◆ Given problem 1
Swap "Bundesstaaten" for "Einzelstaaten" in the rows starting at the first row and ending at the row that contains "1306, 478, 1325]", and write those rows out again with everything else left as it is.
-- start Source text --
ConFreeLanDer in dart

Context Free Language Derivatives in Dart

TODO: Put a short description of the package here that helps potential users know whether this package might be useful for them.

Features

TODO: List what your package can do. Maybe include images, gifs, or videos.

Getting started

TODO: List prerequisites and provide or point to information on how to start using the package.

Usage

TODO: Include short and useful examples for package users. Add longer examples to /example folder.

const like = 'sample';

Additional information

TODO: Tell users more about the package: where to find more information, how to contribute to the package, how to file issues, what response they can expect from the package authors, and more.

Syntax

The syntax is a simplified version of [1] with the addition of the Reference operator, which handles recursivity in the context-free expressions.

Language 
   = Terminal
      = "∅" Empty
      | "ϵ" Epsilon
      | "τ" Token          (o: Object)
   | Composite
      = "|" Union          (lhs rhs: Language)
      | "∘" Concatenation  (lhs rhs: Language)
      | "Δ" Delta          (operand: Language)
      | "μ" Reference      (name: Object) (operand: Language)

Semantics

The semantics is the same as [1] with the addition of the rule for the Reference operator.

"D" derivative
D ∅         t ≜ ∅
D ϵ         t ≜ ∅
D (τ o)     o ≜ ϵ
D (τ o)     t ≜ ∅, where o ≠ c
D (L₁ | L₂) t ≜ (D L₁ t) | (D L₂ t)
D (L₁ ∘ L₂) t ≜ (Δ L₁) ∘ (D L₂ t) | (D L₁ t) ∘ L₂
D (Δ L)     t ≜ ∅
D (μ n L)  t ≜ μ n (D o t)

isNullable ∅         ≜ ⊥
isNullable ϵ         ≜ ⊤
isNullable (τ o)     ≜ ⊥
isNullable (L₁ | L₂) ≜ isNullable L₁ ∨ isNullable L₂
isNullable (L₁ ∘ L₂) ≜ isNullable L₁ ∧ isNullable L₂
isNullable (Δ L)     ≜ isNullable L
isNullable (μ _ L)   ≜ fix (isNullable L)

isProductive ∅          ≜ ⊥
isProductive ϵ          ≜ ⊤
isProductive (τ o)      ≜ ⊥
isProductive (L₁ | L₂)  ≜ isProductive L₁ ∨ isProductive L₂
isProductive (L₁ ∘ L₂)  ≜ isProductive L₁ ∧ isProductive L₂
isProductive (Δ L)      ≜ isProductive L
isProductive (μ _ L)    ≜ fix (isProductive L)

Equivalences

∅ | p          = p
p | ∅          = p
ϵₛ | ϵₜ         = ϵ_{s ∪ t}

∅ ∘ p          = ∅
p ∘ ∅          = ∅

Δ Δ p          = Δ p 

ϵₛ ∘ p         = p >> λu.(s, u)
p ∘ ϵₛ         = p >> λu.(u, s)

∅*             = ϵ_{∅}
p**            = p*

∅ >> f         = ∅
ϵₛ >> f        = ϵ_{s.map(λu.f(u))}
(ϵₛ ∘ p) >> f  = p >> λu. f( (s, u) )
(p >> f) >> g  = p >> (g ◯ f)

Things that I don't like on the original article

The derive function is polluted with information needed for parseTree construction.
The cycles are direct
1. Here I use explicit reference nodes, which reify the back-edges
Memoization for all composite nodes
1. let's start by doing it first where it is really needed only.

Recognition vs Parsing

Epsilon

For recognition the Epsilon can and should be singleton. For parsing that is not possible, since the tokens are attached to the Epsilon nodes.
-- end Source text --
-- start Data section --
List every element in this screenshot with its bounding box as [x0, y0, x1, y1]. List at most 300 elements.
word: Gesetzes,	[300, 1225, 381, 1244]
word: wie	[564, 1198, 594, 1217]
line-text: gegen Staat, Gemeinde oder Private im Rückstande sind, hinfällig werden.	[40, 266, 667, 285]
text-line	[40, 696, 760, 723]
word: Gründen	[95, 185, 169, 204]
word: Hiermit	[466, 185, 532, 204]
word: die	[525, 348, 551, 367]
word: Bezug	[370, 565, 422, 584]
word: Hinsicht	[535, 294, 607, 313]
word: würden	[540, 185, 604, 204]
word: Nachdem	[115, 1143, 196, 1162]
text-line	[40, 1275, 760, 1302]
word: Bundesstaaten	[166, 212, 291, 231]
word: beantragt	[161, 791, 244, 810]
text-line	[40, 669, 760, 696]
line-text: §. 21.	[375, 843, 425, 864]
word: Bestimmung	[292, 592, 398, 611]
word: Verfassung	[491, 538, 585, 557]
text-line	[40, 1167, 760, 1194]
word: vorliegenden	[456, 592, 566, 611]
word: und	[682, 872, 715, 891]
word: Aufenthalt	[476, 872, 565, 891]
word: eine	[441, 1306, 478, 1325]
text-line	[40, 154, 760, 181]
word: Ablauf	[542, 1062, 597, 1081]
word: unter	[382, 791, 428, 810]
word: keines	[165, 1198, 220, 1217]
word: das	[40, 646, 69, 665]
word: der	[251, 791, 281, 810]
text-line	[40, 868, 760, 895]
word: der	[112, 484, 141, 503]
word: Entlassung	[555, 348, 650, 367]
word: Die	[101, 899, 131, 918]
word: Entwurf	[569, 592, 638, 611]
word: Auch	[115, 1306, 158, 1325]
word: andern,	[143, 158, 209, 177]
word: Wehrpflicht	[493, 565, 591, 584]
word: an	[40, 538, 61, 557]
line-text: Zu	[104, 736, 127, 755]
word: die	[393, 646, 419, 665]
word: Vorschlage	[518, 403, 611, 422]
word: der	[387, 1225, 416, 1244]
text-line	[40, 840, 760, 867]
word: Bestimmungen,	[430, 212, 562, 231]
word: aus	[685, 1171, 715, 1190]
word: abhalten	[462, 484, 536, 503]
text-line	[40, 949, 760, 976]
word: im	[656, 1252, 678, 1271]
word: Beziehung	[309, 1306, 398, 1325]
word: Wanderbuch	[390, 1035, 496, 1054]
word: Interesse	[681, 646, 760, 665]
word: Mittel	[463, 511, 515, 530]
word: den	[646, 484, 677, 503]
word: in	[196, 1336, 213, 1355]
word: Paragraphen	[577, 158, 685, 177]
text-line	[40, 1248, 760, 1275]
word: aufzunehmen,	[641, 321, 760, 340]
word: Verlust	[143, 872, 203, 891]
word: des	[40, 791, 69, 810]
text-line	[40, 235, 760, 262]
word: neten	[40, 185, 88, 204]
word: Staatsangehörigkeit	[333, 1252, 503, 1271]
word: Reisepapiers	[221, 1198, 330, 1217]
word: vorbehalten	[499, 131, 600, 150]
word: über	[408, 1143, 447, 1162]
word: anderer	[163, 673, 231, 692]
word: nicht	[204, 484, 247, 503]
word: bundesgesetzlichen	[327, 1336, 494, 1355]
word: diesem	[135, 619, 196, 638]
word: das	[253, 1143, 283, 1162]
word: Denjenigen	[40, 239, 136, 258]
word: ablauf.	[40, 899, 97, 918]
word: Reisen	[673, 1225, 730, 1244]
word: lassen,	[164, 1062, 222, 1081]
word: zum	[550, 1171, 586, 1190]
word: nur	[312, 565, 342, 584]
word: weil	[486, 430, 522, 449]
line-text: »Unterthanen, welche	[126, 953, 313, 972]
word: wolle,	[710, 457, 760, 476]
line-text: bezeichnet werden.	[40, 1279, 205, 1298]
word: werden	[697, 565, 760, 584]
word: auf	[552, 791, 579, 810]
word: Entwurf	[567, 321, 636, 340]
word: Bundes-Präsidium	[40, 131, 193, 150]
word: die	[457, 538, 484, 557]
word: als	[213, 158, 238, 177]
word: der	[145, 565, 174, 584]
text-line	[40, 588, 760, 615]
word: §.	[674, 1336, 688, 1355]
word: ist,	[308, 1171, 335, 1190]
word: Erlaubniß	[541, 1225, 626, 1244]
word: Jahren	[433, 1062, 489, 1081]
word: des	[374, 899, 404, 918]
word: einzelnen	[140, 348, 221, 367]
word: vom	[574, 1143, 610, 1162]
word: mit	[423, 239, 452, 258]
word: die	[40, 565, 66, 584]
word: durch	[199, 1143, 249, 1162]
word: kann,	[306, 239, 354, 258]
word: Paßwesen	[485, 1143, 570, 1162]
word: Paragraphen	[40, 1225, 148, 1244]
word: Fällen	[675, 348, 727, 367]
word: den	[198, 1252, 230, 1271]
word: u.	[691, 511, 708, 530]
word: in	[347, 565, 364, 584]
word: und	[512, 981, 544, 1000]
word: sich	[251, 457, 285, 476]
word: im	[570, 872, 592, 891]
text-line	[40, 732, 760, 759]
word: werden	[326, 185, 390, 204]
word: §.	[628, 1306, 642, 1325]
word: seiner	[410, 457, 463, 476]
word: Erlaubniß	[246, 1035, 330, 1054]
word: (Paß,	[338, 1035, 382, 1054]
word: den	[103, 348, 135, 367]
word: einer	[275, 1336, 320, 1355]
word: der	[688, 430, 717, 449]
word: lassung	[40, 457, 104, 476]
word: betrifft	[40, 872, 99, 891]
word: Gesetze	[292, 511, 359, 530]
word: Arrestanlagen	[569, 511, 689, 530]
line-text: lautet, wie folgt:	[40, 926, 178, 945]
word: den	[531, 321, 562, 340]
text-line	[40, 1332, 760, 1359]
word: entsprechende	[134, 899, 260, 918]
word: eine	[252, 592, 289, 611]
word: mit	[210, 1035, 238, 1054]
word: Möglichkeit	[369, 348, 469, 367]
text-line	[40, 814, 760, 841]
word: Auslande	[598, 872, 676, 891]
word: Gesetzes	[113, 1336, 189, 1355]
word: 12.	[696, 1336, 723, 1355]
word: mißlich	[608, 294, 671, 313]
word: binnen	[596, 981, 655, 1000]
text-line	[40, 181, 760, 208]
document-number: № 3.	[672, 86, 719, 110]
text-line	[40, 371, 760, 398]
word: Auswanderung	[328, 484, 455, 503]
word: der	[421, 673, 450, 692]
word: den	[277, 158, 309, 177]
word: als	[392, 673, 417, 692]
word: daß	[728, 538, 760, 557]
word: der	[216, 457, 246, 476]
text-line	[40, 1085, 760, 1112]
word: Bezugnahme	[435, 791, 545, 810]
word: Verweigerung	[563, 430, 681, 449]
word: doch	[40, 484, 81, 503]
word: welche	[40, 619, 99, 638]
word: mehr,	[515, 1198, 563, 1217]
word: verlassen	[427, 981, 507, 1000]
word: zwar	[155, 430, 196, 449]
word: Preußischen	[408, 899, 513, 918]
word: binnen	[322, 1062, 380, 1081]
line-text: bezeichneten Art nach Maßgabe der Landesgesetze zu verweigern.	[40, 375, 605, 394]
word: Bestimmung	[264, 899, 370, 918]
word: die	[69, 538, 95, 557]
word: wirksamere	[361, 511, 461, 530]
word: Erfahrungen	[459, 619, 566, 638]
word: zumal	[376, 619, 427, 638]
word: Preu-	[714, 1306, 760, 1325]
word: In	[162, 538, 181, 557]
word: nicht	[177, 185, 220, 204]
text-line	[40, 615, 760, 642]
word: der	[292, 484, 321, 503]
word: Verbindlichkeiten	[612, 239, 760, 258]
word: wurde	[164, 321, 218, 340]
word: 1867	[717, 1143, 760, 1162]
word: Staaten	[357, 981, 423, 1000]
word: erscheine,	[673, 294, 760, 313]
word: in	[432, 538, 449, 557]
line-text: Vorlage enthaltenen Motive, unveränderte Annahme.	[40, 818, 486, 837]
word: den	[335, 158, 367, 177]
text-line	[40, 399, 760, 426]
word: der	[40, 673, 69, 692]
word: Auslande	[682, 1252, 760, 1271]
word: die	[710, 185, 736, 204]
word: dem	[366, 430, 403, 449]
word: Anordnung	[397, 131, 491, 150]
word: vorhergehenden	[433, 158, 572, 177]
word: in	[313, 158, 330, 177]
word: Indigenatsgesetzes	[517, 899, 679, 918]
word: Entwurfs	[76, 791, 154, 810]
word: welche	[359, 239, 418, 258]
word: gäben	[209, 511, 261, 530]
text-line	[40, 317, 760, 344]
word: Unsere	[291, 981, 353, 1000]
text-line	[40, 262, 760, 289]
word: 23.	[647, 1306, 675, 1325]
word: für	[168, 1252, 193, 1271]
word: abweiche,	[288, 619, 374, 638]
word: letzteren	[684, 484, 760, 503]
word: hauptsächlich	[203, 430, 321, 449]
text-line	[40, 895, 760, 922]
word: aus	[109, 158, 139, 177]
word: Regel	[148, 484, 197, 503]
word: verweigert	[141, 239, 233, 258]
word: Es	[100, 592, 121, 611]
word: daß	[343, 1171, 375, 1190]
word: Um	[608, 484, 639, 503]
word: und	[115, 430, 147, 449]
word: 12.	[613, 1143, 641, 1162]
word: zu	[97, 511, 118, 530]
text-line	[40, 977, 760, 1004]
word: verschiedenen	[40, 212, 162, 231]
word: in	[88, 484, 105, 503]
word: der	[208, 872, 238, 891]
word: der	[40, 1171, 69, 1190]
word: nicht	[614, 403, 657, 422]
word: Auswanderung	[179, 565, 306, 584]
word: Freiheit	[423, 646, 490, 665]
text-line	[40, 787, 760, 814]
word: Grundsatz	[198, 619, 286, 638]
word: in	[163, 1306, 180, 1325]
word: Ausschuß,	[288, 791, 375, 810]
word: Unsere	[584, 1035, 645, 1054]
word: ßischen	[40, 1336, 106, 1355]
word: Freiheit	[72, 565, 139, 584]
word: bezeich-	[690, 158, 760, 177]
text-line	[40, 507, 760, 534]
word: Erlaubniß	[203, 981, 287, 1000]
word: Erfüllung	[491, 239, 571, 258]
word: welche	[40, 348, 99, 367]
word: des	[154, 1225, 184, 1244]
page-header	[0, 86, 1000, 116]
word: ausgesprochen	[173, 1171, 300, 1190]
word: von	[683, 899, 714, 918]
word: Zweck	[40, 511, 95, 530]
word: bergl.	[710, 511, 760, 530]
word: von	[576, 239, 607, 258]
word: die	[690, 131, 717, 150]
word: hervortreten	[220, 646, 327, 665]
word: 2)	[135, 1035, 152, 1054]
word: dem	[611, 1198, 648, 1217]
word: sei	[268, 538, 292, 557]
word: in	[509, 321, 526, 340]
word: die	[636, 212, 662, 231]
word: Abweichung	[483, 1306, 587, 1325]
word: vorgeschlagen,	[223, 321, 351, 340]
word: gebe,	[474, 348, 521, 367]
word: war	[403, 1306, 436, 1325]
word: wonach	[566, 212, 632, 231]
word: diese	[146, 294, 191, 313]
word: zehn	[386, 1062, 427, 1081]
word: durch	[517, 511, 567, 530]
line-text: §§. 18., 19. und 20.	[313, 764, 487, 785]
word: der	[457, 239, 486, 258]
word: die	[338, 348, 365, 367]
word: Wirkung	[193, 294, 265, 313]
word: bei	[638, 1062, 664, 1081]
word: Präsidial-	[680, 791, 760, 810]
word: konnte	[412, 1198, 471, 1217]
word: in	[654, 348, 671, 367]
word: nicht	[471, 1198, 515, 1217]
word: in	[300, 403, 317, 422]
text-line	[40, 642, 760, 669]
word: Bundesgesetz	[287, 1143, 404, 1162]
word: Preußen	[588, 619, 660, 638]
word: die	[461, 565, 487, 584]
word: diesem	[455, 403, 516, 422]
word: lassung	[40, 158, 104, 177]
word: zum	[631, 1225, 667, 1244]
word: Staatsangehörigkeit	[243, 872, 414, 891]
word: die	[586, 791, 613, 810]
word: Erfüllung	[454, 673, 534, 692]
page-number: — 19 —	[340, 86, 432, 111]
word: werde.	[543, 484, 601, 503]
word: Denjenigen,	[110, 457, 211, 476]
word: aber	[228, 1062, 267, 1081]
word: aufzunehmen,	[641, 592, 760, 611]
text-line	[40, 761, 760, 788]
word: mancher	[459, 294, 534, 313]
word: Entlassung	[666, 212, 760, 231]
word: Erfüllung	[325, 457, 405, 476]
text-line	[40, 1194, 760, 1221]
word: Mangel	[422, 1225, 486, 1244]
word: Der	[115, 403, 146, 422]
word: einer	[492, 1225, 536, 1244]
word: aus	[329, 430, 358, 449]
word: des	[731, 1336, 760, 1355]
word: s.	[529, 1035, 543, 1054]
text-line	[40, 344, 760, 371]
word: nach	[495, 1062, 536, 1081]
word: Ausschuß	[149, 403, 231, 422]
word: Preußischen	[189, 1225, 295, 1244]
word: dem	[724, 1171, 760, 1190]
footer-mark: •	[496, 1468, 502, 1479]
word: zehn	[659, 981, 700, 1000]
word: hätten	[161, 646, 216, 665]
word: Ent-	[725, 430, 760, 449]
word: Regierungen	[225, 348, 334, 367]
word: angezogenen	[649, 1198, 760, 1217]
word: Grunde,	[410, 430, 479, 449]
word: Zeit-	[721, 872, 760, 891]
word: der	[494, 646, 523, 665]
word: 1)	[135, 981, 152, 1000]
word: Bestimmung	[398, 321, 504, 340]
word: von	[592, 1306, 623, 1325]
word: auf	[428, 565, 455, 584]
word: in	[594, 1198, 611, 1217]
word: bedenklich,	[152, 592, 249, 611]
-- end Data section --
◆ Given problem 2
Print the passage of the page on context-free language derivatives starting at "Additional information" and ending at "the context-free expressions.", word for word.

◆ Exercise response 1
List every element in this screenshot with its bounding box as [x0, y0, x1, y1]. List at most 300 elements.
word: Gesetzes,	[300, 1225, 381, 1244]
word: wie	[564, 1198, 594, 1217]
line-text: gegen Staat, Gemeinde oder Private im Rückstande sind, hinfällig werden.	[40, 266, 667, 285]
text-line	[40, 696, 760, 723]
word: Gründen	[95, 185, 169, 204]
word: Hiermit	[466, 185, 532, 204]
word: die	[525, 348, 551, 367]
word: Bezug	[370, 565, 422, 584]
word: Hinsicht	[535, 294, 607, 313]
word: würden	[540, 185, 604, 204]
word: Nachdem	[115, 1143, 196, 1162]
text-line	[40, 1275, 760, 1302]
word: Einzelstaaten	[166, 212, 291, 231]
word: beantragt	[161, 791, 244, 810]
text-line	[40, 669, 760, 696]
line-text: §. 21.	[375, 843, 425, 864]
word: Bestimmung	[292, 592, 398, 611]
word: Verfassung	[491, 538, 585, 557]
text-line	[40, 1167, 760, 1194]
word: vorliegenden	[456, 592, 566, 611]
word: und	[682, 872, 715, 891]
word: Aufenthalt	[476, 872, 565, 891]
word: eine	[441, 1306, 478, 1325]

◆ Exercise response 2
Additional information

TODO: Tell users more about the package: where to find more information, how to contribute to the package, how to file issues, what response they can expect from the package authors, and more.

Syntax

The syntax is a simplified version of [1] with the addition of the Reference operator, which handles recursivity in the context-free expressions.